+++ RECORDS FOR PROCESSING
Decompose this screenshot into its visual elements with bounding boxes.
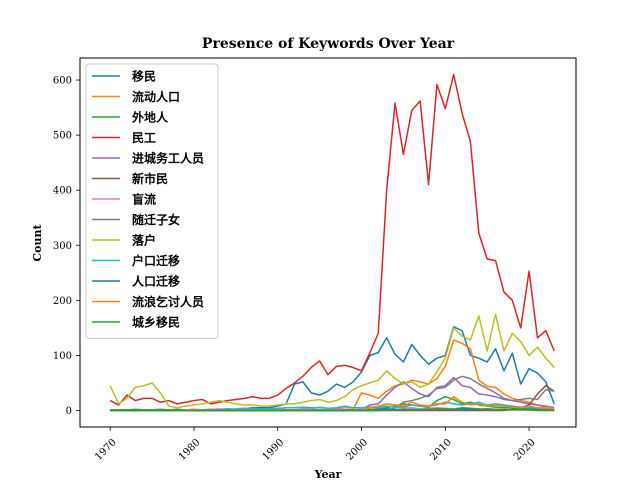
y-axis-label: Count (31, 223, 44, 261)
series-line-3 (109, 73, 555, 406)
y-tick-label-1: 100 (53, 351, 72, 362)
x-tick-label-4: 2010 (428, 437, 454, 463)
series-line-8 (109, 313, 555, 409)
legend-label-9: 户口迁移 (132, 253, 180, 268)
y-tick-label-5: 500 (53, 131, 72, 142)
legend: 移民流动人口外地人民工进城务工人员新市民盲流随迁子女落户户口迁移人口迁移流浪乞讨… (85, 63, 219, 339)
y-tick-label-3: 300 (53, 241, 72, 252)
x-tick-label-0: 1970 (93, 437, 119, 463)
legend-label-2: 外地人 (132, 110, 169, 125)
legend-label-1: 流动人口 (132, 89, 180, 104)
plot-lines (109, 73, 555, 412)
legend-label-4: 进城务工人员 (132, 151, 204, 166)
legend-label-0: 移民 (132, 69, 156, 84)
x-axis-ticks: 1970 1980 1990 2000 2010 2020 (93, 427, 538, 463)
y-tick-label-6: 600 (53, 76, 72, 87)
legend-label-3: 民工 (132, 131, 156, 145)
legend-label-6: 盲流 (132, 192, 156, 207)
y-axis-ticks: 0 100 200 300 400 500 600 (53, 76, 80, 417)
legend-label-5: 新市民 (132, 171, 168, 186)
x-tick-label-3: 2000 (344, 437, 370, 463)
y-tick-label-4: 400 (53, 186, 72, 197)
series-line-0 (110, 326, 555, 411)
legend-label-11: 流浪乞讨人员 (132, 294, 204, 309)
legend-label-12: 城乡移民 (132, 315, 180, 330)
x-tick-label-1: 1980 (177, 437, 203, 463)
series-line-12 (110, 406, 555, 412)
y-tick-label-0: 0 (66, 406, 72, 417)
y-tick-label-2: 200 (53, 296, 72, 307)
legend-label-7: 随迁子女 (132, 212, 180, 227)
legend-label-10: 人口迁移 (132, 274, 180, 289)
x-axis-label: Year (314, 468, 342, 480)
legend-box (85, 63, 219, 339)
x-tick-label-5: 2020 (512, 437, 538, 463)
chart-title: Presence of Keywords Over Year (202, 36, 455, 52)
x-tick-label-2: 1990 (261, 437, 287, 463)
plot-frame (79, 57, 577, 428)
legend-label-8: 落户 (132, 233, 156, 248)
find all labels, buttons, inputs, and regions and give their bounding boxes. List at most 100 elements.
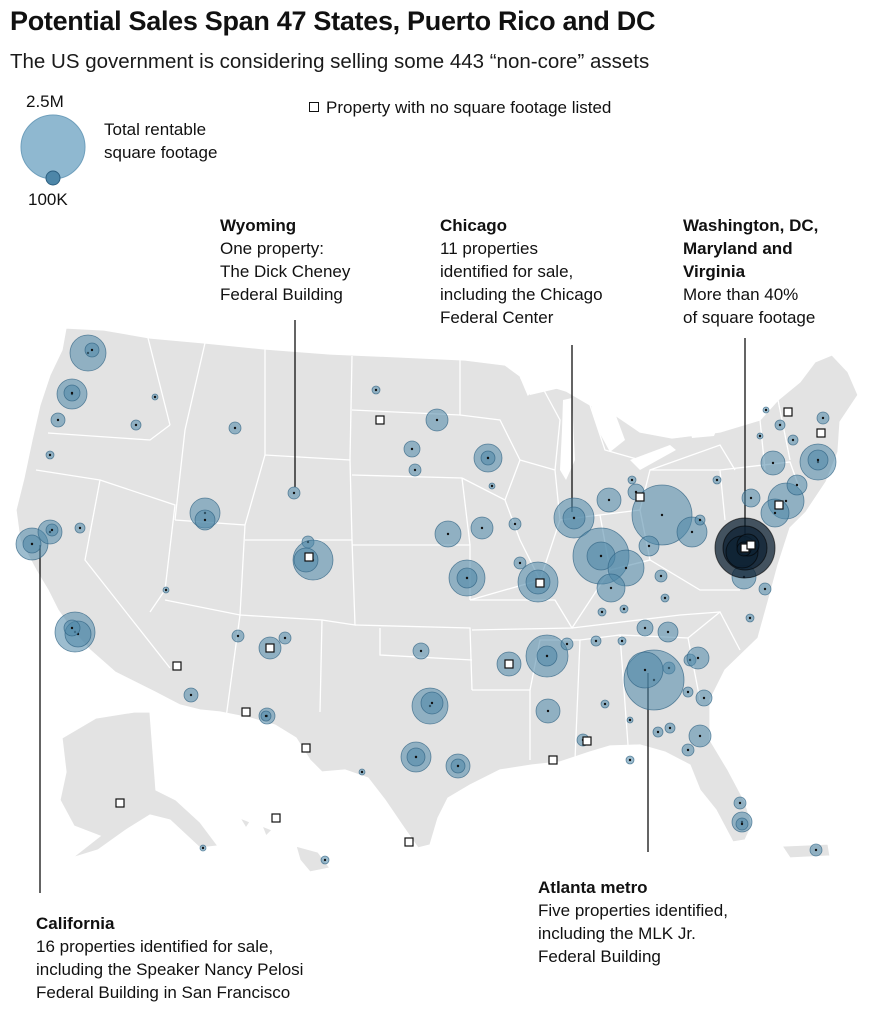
property-dot bbox=[620, 639, 624, 643]
lake-superior bbox=[520, 372, 600, 395]
property-dot bbox=[572, 516, 576, 520]
legend-size-label-line1: Total rentable bbox=[104, 120, 207, 139]
no-footage-square bbox=[404, 837, 414, 847]
lake-ontario bbox=[690, 426, 718, 438]
property-dot bbox=[715, 478, 719, 482]
callout-dc-heading2: Maryland and bbox=[683, 239, 793, 258]
property-dot bbox=[791, 438, 795, 442]
callout-california-line1: 16 properties identified for sale, bbox=[36, 937, 274, 956]
property-dot bbox=[643, 668, 647, 672]
property-dot bbox=[668, 726, 672, 730]
square-legend-label: Property with no square footage listed bbox=[326, 98, 612, 117]
property-dot bbox=[607, 498, 611, 502]
square-legend-icon bbox=[309, 101, 319, 112]
property-dot bbox=[609, 586, 613, 590]
callout-california-line3: Federal Building in San Francisco bbox=[36, 983, 291, 1002]
property-dot bbox=[659, 574, 663, 578]
property-dot bbox=[643, 626, 647, 630]
callout-chicago-line2: identified for sale, bbox=[440, 262, 574, 281]
property-dot bbox=[565, 642, 569, 646]
no-footage-square bbox=[816, 428, 826, 438]
property-dot bbox=[622, 607, 626, 611]
no-footage-square bbox=[301, 743, 311, 753]
callout-chicago-heading: Chicago bbox=[440, 216, 508, 235]
callout-dc-heading3: Virginia bbox=[683, 262, 746, 281]
property-dot bbox=[686, 690, 690, 694]
property-dot bbox=[771, 461, 775, 465]
callout-dc-line2: of square footage bbox=[683, 308, 816, 327]
property-dot bbox=[513, 522, 517, 526]
callout-atlanta-line2: including the MLK Jr. bbox=[538, 924, 696, 943]
property-dot bbox=[814, 848, 818, 852]
legend-max-label: 2.5M bbox=[26, 92, 64, 111]
hawaii-2 bbox=[260, 824, 274, 838]
property-dot bbox=[738, 801, 742, 805]
no-footage-square bbox=[265, 643, 275, 653]
property-dot bbox=[545, 654, 549, 658]
property-dot bbox=[740, 822, 744, 826]
property-dot bbox=[153, 395, 157, 399]
lake-erie bbox=[630, 445, 676, 470]
property-dot bbox=[50, 528, 54, 532]
no-footage-square bbox=[504, 659, 514, 669]
callout-wyoming-line1: One property: bbox=[220, 239, 324, 258]
property-dot bbox=[430, 701, 434, 705]
callout-atlanta: Atlanta metro Five properties identified… bbox=[538, 876, 728, 968]
property-dot bbox=[784, 499, 788, 503]
property-dot bbox=[630, 478, 634, 482]
no-footage-square bbox=[115, 798, 125, 808]
no-footage-square bbox=[635, 492, 645, 502]
no-footage-square bbox=[783, 407, 793, 417]
callout-dc: Washington, DC, Maryland and Virginia Mo… bbox=[683, 214, 818, 329]
no-footage-squares bbox=[115, 407, 826, 847]
callout-atlanta-line1: Five properties identified, bbox=[538, 901, 728, 920]
property-dot bbox=[292, 491, 296, 495]
callout-atlanta-line3: Federal Building bbox=[538, 947, 661, 966]
property-dot bbox=[628, 718, 632, 722]
property-dot bbox=[134, 423, 138, 427]
property-dot bbox=[666, 630, 670, 634]
callout-chicago-line3: including the Chicago bbox=[440, 285, 603, 304]
property-dot bbox=[30, 542, 34, 546]
property-dot bbox=[624, 566, 628, 570]
map-title: Potential Sales Span 47 States, Puerto R… bbox=[10, 6, 656, 36]
property-dot bbox=[647, 544, 651, 548]
no-footage-square bbox=[172, 661, 182, 671]
no-footage-square bbox=[241, 707, 251, 717]
property-dot bbox=[480, 526, 484, 530]
legend-size-label: Total rentable square footage bbox=[104, 118, 264, 164]
property-dot bbox=[410, 447, 414, 451]
property-dot bbox=[698, 734, 702, 738]
property-dot bbox=[660, 513, 664, 517]
property-dot bbox=[413, 468, 417, 472]
property-dot bbox=[283, 636, 287, 640]
property-dot bbox=[201, 846, 205, 850]
callout-chicago: Chicago 11 properties identified for sal… bbox=[440, 214, 603, 329]
no-footage-square bbox=[304, 552, 314, 562]
legend-circle-small bbox=[45, 170, 61, 186]
property-dot bbox=[323, 858, 327, 862]
property-dot bbox=[164, 588, 168, 592]
size-legend: 2.5M 100K Total rentable square footage bbox=[0, 90, 300, 215]
property-dot bbox=[795, 483, 799, 487]
property-dot bbox=[702, 696, 706, 700]
callout-wyoming: Wyoming One property: The Dick Cheney Fe… bbox=[220, 214, 350, 306]
great-lakes bbox=[520, 372, 718, 480]
property-dot bbox=[686, 748, 690, 752]
property-dot bbox=[374, 388, 378, 392]
property-dot bbox=[690, 530, 694, 534]
property-dot bbox=[763, 587, 767, 591]
property-dot bbox=[600, 610, 604, 614]
property-dot bbox=[414, 755, 418, 759]
property-dot bbox=[48, 453, 52, 457]
property-dot bbox=[419, 649, 423, 653]
property-dot bbox=[456, 764, 460, 768]
property-dot bbox=[594, 639, 598, 643]
lake-michigan bbox=[560, 398, 575, 480]
property-dot bbox=[486, 456, 490, 460]
callout-dc-heading1: Washington, DC, bbox=[683, 216, 819, 235]
callout-california: California 16 properties identified for … bbox=[36, 912, 303, 1004]
property-dot bbox=[70, 626, 74, 630]
property-dot bbox=[446, 532, 450, 536]
callout-california-heading: California bbox=[36, 914, 115, 933]
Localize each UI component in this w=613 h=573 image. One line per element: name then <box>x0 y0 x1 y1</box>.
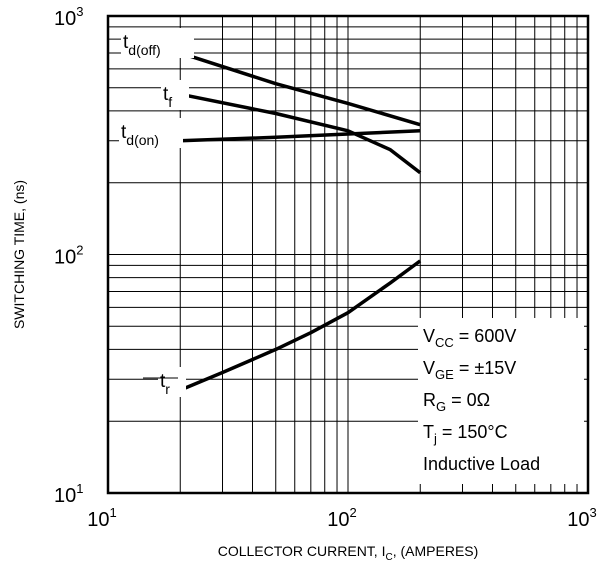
++++++
→ **TO DO**:
Express the listing lines running from the line that contains "property-dot bbox=[620, 639, 624, 643]" through the line that contains "no-footage-square bbox=[404, 837, 414, 847]", both included, as a JSON list of strings with one string per line.

→ **WRITTEN RESPONSE**:
[
  "property-dot bbox=[620, 639, 624, 643]",
  "lake-superior bbox=[520, 372, 600, 395]",
  "property-dot bbox=[572, 516, 576, 520]",
  "legend-size-label-line1: Total rentable bbox=[104, 120, 207, 139]",
  "no-footage-square bbox=[404, 837, 414, 847]"
]